Problem statement | Without the pictures, print each of the records below exactly as it appears.

Record excerpts |

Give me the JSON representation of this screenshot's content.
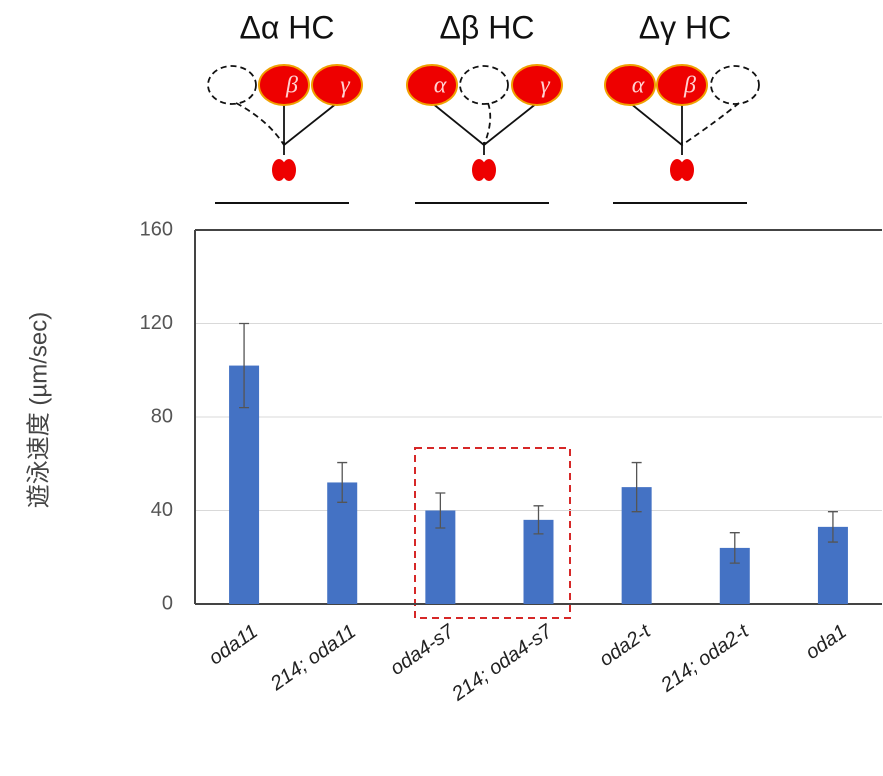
{
  "chart_data": {
    "type": "bar",
    "ylabel": "遊泳速度 (µm/sec)",
    "categories": [
      "oda11",
      "214; oda11",
      "oda4-s7",
      "214; oda4-s7",
      "oda2-t",
      "214; oda2-t",
      "oda1"
    ],
    "values": [
      102,
      52,
      40,
      36,
      50,
      24,
      33
    ],
    "errors": [
      18,
      8.5,
      7.5,
      6,
      10.5,
      6.5,
      6.5
    ],
    "color": "#4472c4",
    "ylim": [
      0,
      160
    ],
    "yticks": [
      0,
      40,
      80,
      120,
      160
    ],
    "grid": true,
    "diagrams": [
      {
        "title": "Δα HC",
        "heads": [
          null,
          "β",
          "γ"
        ]
      },
      {
        "title": "Δβ HC",
        "heads": [
          "α",
          null,
          "γ"
        ]
      },
      {
        "title": "Δγ HC",
        "heads": [
          "α",
          "β",
          null
        ]
      }
    ]
  }
}
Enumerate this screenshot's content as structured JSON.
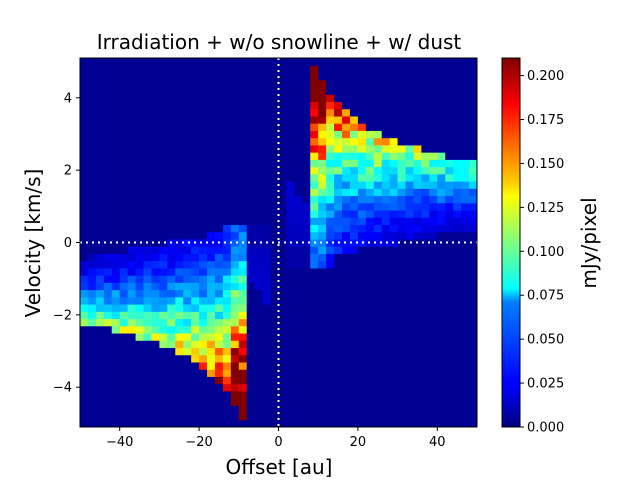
{
  "chart_data": {
    "type": "heatmap",
    "title": "Irradiation + w/o snowline + w/ dust",
    "xlabel": "Offset [au]",
    "ylabel": "Velocity [km/s]",
    "colorbar_label": "mJy/pixel",
    "colormap": "jet",
    "xlim": [
      -50,
      50
    ],
    "ylim": [
      -5.1,
      5.1
    ],
    "clim": [
      0,
      0.21
    ],
    "x_ticks": [
      -40,
      -20,
      0,
      20,
      40
    ],
    "x_tick_labels": [
      "−40",
      "−20",
      "0",
      "20",
      "40"
    ],
    "y_ticks": [
      -4,
      -2,
      0,
      2,
      4
    ],
    "y_tick_labels": [
      "−4",
      "−2",
      "0",
      "2",
      "4"
    ],
    "colorbar_ticks": [
      0.0,
      0.025,
      0.05,
      0.075,
      0.1,
      0.125,
      0.15,
      0.175,
      0.2
    ],
    "colorbar_tick_labels": [
      "0.000",
      "0.025",
      "0.050",
      "0.075",
      "0.100",
      "0.125",
      "0.150",
      "0.175",
      "0.200"
    ],
    "grid": false,
    "reference_lines": [
      {
        "orientation": "vertical",
        "x": 0,
        "style": "dotted",
        "color": "#ffffff"
      },
      {
        "orientation": "horizontal",
        "y": 0,
        "style": "dotted",
        "color": "#ffffff"
      }
    ],
    "pixel_grid": {
      "x_start": -50,
      "x_step": 2,
      "nx": 50,
      "y_start": -5.1,
      "y_step": 0.2,
      "ny": 51
    },
    "emission_model": {
      "description": "Position-velocity diagram: emission concentrated in two lobes, upper-right (positive offset, positive velocity) and lower-left (negative offset, negative velocity), peaking near offset ±10 au and |v| 3-4 km/s",
      "inner_edge_au": 9,
      "outer_edge_au": 50,
      "peak_mjy": 0.21
    }
  }
}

Written solution |
Give me the JSON representation of this screenshot's content.
{
  "chart_data": {
    "type": "bar",
    "ylabel": "遊泳速度 (µm/sec)",
    "categories": [
      "oda11",
      "214; oda11",
      "oda4-s7",
      "214; oda4-s7",
      "oda2-t",
      "214; oda2-t",
      "oda1"
    ],
    "values": [
      102,
      52,
      40,
      36,
      50,
      24,
      33
    ],
    "errors": [
      18,
      8.5,
      7.5,
      6,
      10.5,
      6.5,
      6.5
    ],
    "color": "#4472c4",
    "ylim": [
      0,
      160
    ],
    "yticks": [
      0,
      40,
      80,
      120,
      160
    ],
    "grid": true,
    "diagrams": [
      {
        "title": "Δα HC",
        "heads": [
          null,
          "β",
          "γ"
        ]
      },
      {
        "title": "Δβ HC",
        "heads": [
          "α",
          null,
          "γ"
        ]
      },
      {
        "title": "Δγ HC",
        "heads": [
          "α",
          "β",
          null
        ]
      }
    ]
  }
}
Enumerate this screenshot's content as structured JSON.
{
  "chart_data": {
    "type": "heatmap",
    "title": "Irradiation + w/o snowline + w/ dust",
    "xlabel": "Offset [au]",
    "ylabel": "Velocity [km/s]",
    "colorbar_label": "mJy/pixel",
    "colormap": "jet",
    "xlim": [
      -50,
      50
    ],
    "ylim": [
      -5.1,
      5.1
    ],
    "clim": [
      0,
      0.21
    ],
    "x_ticks": [
      -40,
      -20,
      0,
      20,
      40
    ],
    "x_tick_labels": [
      "−40",
      "−20",
      "0",
      "20",
      "40"
    ],
    "y_ticks": [
      -4,
      -2,
      0,
      2,
      4
    ],
    "y_tick_labels": [
      "−4",
      "−2",
      "0",
      "2",
      "4"
    ],
    "colorbar_ticks": [
      0.0,
      0.025,
      0.05,
      0.075,
      0.1,
      0.125,
      0.15,
      0.175,
      0.2
    ],
    "colorbar_tick_labels": [
      "0.000",
      "0.025",
      "0.050",
      "0.075",
      "0.100",
      "0.125",
      "0.150",
      "0.175",
      "0.200"
    ],
    "grid": false,
    "reference_lines": [
      {
        "orientation": "vertical",
        "x": 0,
        "style": "dotted",
        "color": "#ffffff"
      },
      {
        "orientation": "horizontal",
        "y": 0,
        "style": "dotted",
        "color": "#ffffff"
      }
    ],
    "pixel_grid": {
      "x_start": -50,
      "x_step": 2,
      "nx": 50,
      "y_start": -5.1,
      "y_step": 0.2,
      "ny": 51
    },
    "emission_model": {
      "description": "Position-velocity diagram: emission concentrated in two lobes, upper-right (positive offset, positive velocity) and lower-left (negative offset, negative velocity), peaking near offset ±10 au and |v| 3-4 km/s",
      "inner_edge_au": 9,
      "outer_edge_au": 50,
      "peak_mjy": 0.21
    }
  }
}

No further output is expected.